→ **YOUR GOAL**
The entries are to be returned exactly, with images left out.

○ ○ ○ ○ ○ ○ ○

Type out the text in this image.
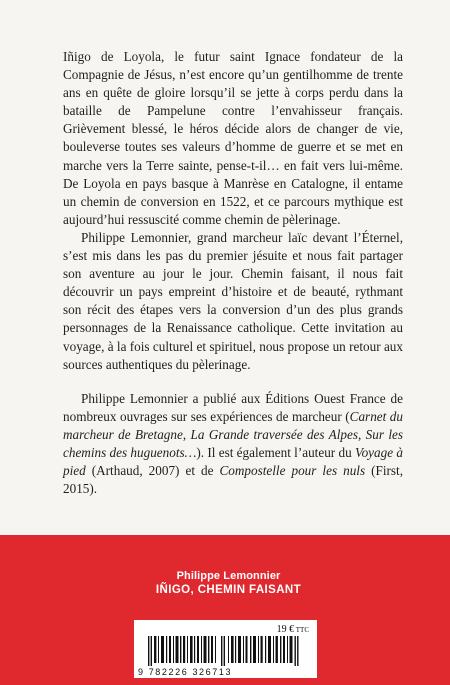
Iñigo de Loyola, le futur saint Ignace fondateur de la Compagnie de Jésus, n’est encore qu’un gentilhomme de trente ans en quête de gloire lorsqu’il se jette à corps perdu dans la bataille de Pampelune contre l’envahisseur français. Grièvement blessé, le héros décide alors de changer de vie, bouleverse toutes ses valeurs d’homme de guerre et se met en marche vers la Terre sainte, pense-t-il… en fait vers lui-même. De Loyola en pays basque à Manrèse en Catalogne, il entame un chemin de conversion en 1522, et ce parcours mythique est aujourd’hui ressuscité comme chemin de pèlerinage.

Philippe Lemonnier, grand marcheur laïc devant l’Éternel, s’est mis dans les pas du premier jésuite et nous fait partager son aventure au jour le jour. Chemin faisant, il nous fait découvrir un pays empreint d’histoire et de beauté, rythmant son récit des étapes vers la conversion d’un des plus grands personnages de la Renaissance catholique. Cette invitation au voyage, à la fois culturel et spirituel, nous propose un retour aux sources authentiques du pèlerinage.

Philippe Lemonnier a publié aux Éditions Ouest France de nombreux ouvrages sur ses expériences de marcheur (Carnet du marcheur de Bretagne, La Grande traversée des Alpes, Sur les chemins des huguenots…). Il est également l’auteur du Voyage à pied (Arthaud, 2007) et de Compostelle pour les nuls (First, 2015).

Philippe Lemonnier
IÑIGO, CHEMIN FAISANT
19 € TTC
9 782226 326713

○ ○ ○ ○ ○ ○ ○

→ **TASK RESULT**
Type out the text in this image.
Iñigo de Loyola, le futur saint Ignace fondateur de la Compagnie de Jésus, n’est encore qu’un gentilhomme de trente ans en quête de gloire lorsqu’il se jette à corps perdu dans la bataille de Pampelune contre l’envahisseur français. Grièvement blessé, le héros décide alors de changer de vie, bouleverse toutes ses valeurs d’homme de guerre et se met en marche vers la Terre sainte, pense-t-il… en fait vers lui-même. De Loyola en pays basque à Manrèse en Catalogne, il entame un chemin de conversion en 1522, et ce parcours mythique est aujourd’hui ressuscité comme chemin de pèlerinage.

Philippe Lemonnier, grand marcheur laïc devant l’Éternel, s’est mis dans les pas du premier jésuite et nous fait partager son aventure au jour le jour. Chemin faisant, il nous fait découvrir un pays empreint d’histoire et de beauté, rythmant son récit des étapes vers la conversion d’un des plus grands personnages de la Renaissance catholique. Cette invitation au voyage, à la fois culturel et spirituel, nous propose un retour aux sources authentiques du pèlerinage.

Philippe Lemonnier a publié aux Éditions Ouest France de nombreux ouvrages sur ses expériences de marcheur (Carnet du marcheur de Bretagne, La Grande traversée des Alpes, Sur les chemins des huguenots…). Il est également l’auteur du Voyage à pied (Arthaud, 2007) et de Compostelle pour les nuls (First, 2015).

Philippe Lemonnier
IÑIGO, CHEMIN FAISANT
19 € TTC
9 782226 326713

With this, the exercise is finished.